TEXTO DE ESTUDIO →
———

Tuve el raro privilegio de conocer a Elena Tamargo ya muy cerca de su partida. La conocía de oídas. Más que a su obra como escritora, poeta y periodista, la había oído mencionar por sus cualidades físicas, por su "buenura", como dirían los cubanos de mi generación, es decir, por su cuerpo espectacular.

Se mudó al studio de nuestra casa y trajo con ella muchas cosas, sus recuerdos, sus glorias pasadas, fotos que testimoniaban sus pasados encantos personales, su figura y presencia, sus amigos, su Nazim y lo que más espacio ocupaba, su poesía… fueron seis meses de verla todos los días, los cuales no olvidaré.

No es común tener de vecino a un ser tan especial como Elena Tamargo. Fue duro verla llegar ya deteriorada por la terrible enfermedad que la invadía, pero peor fue ver como avanzaba su estado calamitoso que al final irremediablemente se la llevó de nuestro lado.

———

DATOS EXTRAÍDOS →

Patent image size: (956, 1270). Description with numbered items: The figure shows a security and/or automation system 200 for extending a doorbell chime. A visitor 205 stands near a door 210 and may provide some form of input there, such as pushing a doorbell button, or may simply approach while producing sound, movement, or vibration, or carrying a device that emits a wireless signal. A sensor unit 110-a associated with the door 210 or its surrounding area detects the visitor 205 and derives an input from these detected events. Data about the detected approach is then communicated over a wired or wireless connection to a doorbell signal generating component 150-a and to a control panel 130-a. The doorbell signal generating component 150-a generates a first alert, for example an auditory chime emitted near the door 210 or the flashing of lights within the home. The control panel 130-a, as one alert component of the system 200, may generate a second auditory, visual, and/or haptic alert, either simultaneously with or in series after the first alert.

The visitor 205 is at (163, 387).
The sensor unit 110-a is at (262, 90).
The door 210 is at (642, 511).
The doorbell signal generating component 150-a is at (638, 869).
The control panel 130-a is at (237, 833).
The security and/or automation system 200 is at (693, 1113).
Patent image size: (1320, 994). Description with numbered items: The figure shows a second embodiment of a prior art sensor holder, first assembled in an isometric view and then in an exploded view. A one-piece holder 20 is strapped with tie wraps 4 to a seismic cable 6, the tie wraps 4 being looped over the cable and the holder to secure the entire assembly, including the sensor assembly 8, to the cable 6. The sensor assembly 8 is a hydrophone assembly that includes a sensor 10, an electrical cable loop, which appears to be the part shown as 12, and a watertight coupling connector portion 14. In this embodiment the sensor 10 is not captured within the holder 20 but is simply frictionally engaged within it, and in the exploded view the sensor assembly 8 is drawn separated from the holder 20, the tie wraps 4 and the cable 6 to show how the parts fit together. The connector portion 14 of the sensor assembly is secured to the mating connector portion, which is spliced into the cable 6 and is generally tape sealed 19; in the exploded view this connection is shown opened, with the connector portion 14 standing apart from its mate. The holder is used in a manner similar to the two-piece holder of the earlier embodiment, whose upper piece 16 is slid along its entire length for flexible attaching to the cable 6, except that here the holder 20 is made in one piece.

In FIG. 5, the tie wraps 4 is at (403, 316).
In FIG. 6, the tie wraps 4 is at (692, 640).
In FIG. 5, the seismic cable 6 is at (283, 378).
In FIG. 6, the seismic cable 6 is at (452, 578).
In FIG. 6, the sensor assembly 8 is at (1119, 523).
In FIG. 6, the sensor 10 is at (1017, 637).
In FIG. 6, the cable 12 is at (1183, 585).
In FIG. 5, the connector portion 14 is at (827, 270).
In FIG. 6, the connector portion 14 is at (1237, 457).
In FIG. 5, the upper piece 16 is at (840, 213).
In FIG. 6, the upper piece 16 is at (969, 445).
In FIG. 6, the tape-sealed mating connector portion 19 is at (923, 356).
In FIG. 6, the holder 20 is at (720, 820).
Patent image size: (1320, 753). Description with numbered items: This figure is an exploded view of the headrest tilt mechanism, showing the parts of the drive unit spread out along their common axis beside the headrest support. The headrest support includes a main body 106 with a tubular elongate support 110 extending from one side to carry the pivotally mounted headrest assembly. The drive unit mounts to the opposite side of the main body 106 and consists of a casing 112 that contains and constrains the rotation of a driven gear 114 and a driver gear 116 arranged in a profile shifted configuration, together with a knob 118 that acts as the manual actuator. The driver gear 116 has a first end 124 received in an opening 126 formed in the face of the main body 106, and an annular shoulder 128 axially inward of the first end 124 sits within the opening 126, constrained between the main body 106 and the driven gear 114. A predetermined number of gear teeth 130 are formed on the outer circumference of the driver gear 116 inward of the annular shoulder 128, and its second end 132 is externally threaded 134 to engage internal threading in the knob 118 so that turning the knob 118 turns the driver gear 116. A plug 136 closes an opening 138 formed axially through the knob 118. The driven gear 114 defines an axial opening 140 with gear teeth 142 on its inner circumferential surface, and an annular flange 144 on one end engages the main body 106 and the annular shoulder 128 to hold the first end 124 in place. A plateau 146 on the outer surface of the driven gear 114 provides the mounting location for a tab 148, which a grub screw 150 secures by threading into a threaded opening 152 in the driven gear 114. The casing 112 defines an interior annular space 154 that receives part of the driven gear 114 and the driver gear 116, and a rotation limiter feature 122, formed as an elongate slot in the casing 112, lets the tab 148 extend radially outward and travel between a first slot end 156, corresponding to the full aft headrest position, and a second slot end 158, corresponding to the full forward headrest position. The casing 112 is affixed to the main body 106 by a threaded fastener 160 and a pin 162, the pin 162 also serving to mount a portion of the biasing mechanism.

———

TAREA →
Resume en dos oraciones el texto sobre Elena Tamargo. Los registros no hacen falta para nada.

RESPUESTA →
Quien escribe conoció a Elena Tamargo, escritora, poeta y periodista de la que había oído hablar más por su cuerpo que por su obra, cuando ella se mudó al estudio de su casa con sus recuerdos, fotos y poesía, y durante seis meses la vio todos los días. Ella llegó ya deteriorada por una terrible enfermedad, que siguió avanzando hasta que se la llevó.